(Element box annotations)
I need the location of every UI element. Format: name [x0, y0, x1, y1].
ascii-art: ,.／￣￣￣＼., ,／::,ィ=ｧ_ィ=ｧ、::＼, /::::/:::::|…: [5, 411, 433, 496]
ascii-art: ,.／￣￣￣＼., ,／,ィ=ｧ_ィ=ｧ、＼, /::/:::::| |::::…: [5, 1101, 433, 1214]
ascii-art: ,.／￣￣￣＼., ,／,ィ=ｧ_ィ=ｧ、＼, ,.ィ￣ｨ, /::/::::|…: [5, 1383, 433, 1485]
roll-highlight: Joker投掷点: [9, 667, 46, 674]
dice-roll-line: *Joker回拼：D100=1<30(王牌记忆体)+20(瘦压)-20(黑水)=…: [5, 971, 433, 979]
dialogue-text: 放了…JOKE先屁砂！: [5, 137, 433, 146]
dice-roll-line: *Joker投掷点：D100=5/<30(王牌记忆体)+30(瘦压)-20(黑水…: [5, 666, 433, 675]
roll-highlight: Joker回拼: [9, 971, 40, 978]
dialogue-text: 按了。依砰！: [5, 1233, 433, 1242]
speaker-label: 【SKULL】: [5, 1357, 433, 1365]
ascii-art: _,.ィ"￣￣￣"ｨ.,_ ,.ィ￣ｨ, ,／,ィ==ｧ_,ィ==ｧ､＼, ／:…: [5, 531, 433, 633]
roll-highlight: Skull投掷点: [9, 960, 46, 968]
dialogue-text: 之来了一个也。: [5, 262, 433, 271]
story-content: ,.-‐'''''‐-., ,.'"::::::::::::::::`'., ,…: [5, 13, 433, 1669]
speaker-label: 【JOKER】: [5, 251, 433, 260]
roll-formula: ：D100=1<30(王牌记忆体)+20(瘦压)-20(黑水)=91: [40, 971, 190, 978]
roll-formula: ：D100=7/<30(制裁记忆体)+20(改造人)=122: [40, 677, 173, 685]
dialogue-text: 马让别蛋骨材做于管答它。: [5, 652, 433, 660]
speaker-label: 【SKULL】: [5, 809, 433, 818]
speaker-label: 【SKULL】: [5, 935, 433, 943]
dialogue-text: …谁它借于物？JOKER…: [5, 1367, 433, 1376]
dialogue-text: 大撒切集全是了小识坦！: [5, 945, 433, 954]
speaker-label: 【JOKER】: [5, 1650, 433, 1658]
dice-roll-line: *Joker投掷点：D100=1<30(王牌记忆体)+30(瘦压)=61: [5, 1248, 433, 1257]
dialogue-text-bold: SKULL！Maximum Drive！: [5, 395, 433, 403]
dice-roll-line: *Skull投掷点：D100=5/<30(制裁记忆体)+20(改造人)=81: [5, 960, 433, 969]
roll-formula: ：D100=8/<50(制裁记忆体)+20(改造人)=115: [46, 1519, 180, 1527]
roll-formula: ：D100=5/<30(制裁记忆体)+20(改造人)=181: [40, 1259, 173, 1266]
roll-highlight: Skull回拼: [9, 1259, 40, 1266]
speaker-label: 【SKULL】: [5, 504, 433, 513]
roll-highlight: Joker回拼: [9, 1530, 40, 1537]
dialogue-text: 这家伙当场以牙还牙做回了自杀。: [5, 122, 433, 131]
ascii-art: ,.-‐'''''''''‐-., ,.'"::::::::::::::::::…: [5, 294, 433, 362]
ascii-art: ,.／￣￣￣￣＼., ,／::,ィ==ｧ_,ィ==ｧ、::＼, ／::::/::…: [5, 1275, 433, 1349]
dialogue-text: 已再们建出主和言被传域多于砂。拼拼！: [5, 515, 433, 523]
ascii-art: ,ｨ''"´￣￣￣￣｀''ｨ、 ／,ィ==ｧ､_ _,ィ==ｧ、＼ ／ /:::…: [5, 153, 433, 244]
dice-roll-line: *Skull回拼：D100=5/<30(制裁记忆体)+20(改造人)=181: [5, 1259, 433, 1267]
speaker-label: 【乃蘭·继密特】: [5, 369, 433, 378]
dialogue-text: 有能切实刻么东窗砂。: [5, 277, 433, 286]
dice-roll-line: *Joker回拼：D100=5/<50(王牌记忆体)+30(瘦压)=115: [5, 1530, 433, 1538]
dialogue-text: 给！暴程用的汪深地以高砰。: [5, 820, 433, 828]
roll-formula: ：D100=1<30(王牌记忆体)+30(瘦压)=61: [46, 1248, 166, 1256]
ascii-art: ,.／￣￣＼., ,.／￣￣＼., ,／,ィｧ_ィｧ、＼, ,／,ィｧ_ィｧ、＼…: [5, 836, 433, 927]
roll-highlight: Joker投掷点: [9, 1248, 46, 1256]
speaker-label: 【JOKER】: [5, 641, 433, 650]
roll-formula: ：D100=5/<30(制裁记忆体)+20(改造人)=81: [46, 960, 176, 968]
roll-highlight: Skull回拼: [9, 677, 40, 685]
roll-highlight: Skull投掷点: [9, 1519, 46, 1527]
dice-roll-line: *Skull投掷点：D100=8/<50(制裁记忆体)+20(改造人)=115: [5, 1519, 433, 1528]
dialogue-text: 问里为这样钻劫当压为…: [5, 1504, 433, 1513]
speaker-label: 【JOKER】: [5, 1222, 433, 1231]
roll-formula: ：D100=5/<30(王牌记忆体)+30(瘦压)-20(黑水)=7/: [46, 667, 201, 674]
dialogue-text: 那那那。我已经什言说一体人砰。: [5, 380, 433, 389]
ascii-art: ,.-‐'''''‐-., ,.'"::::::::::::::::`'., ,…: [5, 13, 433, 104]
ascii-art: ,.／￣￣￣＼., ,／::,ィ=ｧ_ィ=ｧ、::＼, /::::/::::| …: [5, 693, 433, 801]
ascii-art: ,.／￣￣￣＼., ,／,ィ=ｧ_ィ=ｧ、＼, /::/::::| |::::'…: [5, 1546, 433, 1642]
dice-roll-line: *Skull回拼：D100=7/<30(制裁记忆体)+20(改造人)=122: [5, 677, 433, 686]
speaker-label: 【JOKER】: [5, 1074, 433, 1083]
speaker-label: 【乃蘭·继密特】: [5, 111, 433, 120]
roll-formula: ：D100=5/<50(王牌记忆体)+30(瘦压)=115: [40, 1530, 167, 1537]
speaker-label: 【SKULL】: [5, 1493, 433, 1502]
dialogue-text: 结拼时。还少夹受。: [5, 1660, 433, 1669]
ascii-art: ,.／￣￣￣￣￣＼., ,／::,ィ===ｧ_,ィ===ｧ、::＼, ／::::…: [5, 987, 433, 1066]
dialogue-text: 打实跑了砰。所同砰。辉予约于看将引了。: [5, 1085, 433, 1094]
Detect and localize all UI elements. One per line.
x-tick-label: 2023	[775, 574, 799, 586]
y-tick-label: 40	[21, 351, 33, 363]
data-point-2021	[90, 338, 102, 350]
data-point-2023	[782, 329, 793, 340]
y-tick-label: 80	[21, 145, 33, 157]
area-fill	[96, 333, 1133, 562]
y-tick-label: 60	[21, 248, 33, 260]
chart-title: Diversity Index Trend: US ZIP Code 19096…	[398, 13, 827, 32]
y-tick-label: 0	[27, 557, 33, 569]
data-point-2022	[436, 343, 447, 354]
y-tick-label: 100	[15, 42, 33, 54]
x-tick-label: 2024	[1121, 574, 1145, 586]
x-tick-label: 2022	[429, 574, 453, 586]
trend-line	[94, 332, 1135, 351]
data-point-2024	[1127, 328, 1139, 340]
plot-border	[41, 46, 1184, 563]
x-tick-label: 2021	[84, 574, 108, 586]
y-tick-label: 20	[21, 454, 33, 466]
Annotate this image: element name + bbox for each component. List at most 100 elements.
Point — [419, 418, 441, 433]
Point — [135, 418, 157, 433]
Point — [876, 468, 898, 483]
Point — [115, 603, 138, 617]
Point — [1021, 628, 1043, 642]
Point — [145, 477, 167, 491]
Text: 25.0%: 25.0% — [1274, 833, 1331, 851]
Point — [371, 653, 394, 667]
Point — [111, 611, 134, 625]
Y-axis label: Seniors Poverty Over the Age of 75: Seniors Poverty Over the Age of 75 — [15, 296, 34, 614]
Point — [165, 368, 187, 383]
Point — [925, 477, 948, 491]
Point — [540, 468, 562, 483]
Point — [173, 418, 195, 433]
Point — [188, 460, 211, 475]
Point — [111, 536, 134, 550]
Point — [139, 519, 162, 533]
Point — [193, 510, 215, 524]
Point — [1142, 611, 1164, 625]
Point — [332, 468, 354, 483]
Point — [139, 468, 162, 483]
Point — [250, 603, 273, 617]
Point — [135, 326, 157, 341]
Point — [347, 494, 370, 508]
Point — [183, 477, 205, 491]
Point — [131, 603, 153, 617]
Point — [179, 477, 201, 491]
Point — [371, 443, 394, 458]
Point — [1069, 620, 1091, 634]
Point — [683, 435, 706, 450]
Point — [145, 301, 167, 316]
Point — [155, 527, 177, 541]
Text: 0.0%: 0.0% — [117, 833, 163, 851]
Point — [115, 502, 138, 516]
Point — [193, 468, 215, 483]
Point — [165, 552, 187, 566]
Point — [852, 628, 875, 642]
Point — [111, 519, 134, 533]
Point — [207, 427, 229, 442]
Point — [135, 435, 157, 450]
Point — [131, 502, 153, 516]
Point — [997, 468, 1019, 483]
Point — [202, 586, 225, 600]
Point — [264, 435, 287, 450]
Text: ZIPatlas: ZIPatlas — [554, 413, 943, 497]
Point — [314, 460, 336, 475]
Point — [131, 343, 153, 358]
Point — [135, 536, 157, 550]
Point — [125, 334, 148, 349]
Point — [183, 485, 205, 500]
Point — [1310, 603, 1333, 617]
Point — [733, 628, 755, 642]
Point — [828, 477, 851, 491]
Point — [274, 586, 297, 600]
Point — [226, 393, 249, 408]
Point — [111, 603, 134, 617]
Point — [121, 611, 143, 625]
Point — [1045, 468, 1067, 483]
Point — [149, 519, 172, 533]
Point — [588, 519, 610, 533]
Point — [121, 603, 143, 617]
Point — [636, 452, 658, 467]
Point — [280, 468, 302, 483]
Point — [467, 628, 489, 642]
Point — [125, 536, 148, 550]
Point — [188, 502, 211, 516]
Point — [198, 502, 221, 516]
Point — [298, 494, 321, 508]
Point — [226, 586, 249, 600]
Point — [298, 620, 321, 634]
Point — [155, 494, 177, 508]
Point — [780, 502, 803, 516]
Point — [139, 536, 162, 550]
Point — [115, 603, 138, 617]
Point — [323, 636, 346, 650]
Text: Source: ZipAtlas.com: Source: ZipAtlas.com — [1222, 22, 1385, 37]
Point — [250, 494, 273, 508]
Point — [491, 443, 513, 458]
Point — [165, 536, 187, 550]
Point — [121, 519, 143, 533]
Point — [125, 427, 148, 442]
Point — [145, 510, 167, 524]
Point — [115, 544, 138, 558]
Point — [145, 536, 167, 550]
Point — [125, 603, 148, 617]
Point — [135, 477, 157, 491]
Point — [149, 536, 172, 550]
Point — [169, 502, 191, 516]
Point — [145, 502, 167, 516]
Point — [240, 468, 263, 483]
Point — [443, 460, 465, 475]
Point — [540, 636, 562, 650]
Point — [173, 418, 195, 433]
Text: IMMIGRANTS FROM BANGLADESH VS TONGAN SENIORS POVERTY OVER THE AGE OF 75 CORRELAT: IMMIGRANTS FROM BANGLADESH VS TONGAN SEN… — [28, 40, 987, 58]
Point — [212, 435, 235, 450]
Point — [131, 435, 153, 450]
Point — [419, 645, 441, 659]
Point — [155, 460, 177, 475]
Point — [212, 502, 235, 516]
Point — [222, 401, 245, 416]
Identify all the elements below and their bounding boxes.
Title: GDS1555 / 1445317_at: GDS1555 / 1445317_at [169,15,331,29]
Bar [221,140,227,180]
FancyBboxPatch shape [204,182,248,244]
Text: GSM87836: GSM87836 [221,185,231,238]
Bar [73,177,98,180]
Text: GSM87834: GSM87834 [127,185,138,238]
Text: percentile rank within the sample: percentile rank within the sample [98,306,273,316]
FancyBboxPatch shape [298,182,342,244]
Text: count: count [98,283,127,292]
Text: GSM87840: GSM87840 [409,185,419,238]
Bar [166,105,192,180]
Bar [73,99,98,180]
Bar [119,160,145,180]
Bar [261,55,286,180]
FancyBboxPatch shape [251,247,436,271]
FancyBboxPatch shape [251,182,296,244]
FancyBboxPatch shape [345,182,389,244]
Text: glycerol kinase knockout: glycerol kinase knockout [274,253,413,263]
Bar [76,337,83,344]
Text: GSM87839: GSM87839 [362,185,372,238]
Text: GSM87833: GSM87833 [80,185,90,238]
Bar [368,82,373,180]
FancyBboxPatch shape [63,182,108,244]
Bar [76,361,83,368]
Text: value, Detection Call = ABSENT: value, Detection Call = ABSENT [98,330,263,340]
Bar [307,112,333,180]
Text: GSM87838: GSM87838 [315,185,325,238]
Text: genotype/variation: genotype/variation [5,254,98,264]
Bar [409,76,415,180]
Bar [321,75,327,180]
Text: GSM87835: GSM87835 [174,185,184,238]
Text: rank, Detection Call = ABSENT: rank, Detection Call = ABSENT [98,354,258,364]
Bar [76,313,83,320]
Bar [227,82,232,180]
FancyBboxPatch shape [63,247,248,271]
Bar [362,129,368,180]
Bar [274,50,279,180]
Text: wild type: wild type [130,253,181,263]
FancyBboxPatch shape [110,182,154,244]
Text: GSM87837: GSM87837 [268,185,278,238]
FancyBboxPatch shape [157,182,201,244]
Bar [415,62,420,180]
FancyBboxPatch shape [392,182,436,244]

• **Aim**
How many lines of the records contain the string "王牌记忆体"? Case counts, and the answer should be the number alone.

• **Output for this exercise**
8